Exercise goal: Pick out each line containing the string "Market".
--- start of Data listing ---
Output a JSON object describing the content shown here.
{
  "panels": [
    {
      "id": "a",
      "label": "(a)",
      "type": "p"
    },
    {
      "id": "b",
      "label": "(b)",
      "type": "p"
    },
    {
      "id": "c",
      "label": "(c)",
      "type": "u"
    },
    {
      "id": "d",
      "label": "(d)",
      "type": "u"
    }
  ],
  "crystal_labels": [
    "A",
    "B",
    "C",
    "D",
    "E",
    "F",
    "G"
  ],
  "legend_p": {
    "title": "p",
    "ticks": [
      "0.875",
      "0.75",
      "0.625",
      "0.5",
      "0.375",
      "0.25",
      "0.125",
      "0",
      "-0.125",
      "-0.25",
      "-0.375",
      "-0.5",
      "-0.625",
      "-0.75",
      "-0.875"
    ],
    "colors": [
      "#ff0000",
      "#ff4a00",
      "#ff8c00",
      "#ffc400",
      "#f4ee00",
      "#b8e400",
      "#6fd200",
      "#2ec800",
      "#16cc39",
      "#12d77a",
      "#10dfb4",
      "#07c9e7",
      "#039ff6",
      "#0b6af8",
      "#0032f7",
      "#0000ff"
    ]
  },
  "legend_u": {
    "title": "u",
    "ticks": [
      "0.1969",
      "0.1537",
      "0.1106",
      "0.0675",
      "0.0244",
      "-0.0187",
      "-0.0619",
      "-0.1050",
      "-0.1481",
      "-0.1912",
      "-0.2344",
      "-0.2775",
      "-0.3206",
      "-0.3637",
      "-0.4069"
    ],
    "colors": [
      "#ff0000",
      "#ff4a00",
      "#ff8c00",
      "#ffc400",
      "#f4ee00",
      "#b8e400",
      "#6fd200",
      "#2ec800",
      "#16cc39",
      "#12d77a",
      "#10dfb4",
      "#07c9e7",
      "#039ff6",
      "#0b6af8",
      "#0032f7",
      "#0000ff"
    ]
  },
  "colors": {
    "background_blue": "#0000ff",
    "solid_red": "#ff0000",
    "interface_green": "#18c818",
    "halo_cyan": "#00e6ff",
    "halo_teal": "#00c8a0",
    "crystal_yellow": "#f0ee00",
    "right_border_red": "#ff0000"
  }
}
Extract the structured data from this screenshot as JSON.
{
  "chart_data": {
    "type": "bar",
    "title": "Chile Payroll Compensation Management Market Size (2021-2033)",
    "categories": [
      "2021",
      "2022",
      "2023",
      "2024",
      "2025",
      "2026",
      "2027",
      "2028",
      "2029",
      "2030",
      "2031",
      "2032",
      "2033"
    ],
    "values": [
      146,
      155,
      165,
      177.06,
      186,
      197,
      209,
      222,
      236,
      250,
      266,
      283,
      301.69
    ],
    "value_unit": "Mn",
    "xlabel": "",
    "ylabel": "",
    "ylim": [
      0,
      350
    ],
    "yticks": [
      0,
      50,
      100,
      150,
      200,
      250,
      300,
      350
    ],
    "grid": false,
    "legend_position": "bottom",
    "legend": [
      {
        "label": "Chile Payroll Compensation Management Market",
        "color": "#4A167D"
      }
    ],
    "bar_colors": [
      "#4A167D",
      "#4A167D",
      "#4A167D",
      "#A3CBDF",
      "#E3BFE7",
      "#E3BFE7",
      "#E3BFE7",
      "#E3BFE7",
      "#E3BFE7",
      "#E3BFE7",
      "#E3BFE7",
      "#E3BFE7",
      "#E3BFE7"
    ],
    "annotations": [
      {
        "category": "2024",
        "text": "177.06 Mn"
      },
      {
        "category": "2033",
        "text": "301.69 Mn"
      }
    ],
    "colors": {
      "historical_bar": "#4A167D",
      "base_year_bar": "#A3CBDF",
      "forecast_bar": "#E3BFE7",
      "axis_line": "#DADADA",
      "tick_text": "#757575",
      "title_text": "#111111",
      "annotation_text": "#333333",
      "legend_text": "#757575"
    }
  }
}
--- end of Data listing ---
Solution to the exercise:
    "title": "Chile Payroll Compensation Management Market Size (2021-2033)",
        "label": "Chile Payroll Compensation Management Market",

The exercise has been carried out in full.